The request: Your output is the line containing "What text is on this page?" plus all lines after it to the end of the records, reproduced exactly, with nothing else.

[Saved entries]
——

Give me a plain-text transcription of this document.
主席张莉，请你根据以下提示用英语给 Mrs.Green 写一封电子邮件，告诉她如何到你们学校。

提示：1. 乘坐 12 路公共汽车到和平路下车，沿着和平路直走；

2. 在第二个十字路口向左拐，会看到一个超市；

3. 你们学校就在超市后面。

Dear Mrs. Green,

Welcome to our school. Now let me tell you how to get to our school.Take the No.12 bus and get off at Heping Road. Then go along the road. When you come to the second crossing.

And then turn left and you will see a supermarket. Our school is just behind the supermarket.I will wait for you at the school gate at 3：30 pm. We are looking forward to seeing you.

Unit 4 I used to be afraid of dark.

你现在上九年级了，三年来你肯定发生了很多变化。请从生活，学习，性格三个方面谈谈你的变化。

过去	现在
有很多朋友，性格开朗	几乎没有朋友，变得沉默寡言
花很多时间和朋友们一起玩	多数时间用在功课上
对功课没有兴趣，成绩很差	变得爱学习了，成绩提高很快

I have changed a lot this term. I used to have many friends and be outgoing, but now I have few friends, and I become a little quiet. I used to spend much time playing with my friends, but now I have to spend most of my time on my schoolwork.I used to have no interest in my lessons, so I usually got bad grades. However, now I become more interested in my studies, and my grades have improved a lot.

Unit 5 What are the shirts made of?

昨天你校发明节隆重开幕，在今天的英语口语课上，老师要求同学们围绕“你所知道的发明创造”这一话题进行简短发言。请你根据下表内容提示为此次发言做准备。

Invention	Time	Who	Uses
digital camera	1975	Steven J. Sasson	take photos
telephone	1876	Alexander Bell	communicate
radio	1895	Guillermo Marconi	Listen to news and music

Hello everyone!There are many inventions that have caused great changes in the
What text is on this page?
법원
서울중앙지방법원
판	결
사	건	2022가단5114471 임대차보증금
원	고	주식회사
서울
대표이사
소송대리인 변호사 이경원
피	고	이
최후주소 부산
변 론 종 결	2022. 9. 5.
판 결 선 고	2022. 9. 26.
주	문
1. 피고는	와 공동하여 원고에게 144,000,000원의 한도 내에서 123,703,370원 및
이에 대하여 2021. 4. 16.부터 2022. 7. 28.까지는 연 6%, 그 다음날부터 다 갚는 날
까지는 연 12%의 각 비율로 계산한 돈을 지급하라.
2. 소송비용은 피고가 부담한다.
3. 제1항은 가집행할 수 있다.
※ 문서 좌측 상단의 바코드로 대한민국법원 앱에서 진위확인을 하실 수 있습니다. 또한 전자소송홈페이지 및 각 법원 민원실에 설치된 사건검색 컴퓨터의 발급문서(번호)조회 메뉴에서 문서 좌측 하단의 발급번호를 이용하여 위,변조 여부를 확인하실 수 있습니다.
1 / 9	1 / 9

——

Reply:
What text is on this page?
법원
서울중앙지방법원
판	결
사	건	2022가단5114471 임대차보증금
원	고	주식회사
서울
대표이사
소송대리인 변호사 이경원
피	고	이
최후주소 부산
변 론 종 결	2022. 9. 5.
판 결 선 고	2022. 9. 26.
주	문
1. 피고는	와 공동하여 원고에게 144,000,000원의 한도 내에서 123,703,370원 및
이에 대하여 2021. 4. 16.부터 2022. 7. 28.까지는 연 6%, 그 다음날부터 다 갚는 날
까지는 연 12%의 각 비율로 계산한 돈을 지급하라.
2. 소송비용은 피고가 부담한다.
3. 제1항은 가집행할 수 있다.
※ 문서 좌측 상단의 바코드로 대한민국법원 앱에서 진위확인을 하실 수 있습니다. 또한 전자소송홈페이지 및 각 법원 민원실에 설치된 사건검색 컴퓨터의 발급문서(번호)조회 메뉴에서 문서 좌측 하단의 발급번호를 이용하여 위,변조 여부를 확인하실 수 있습니다.
1 / 9	1 / 9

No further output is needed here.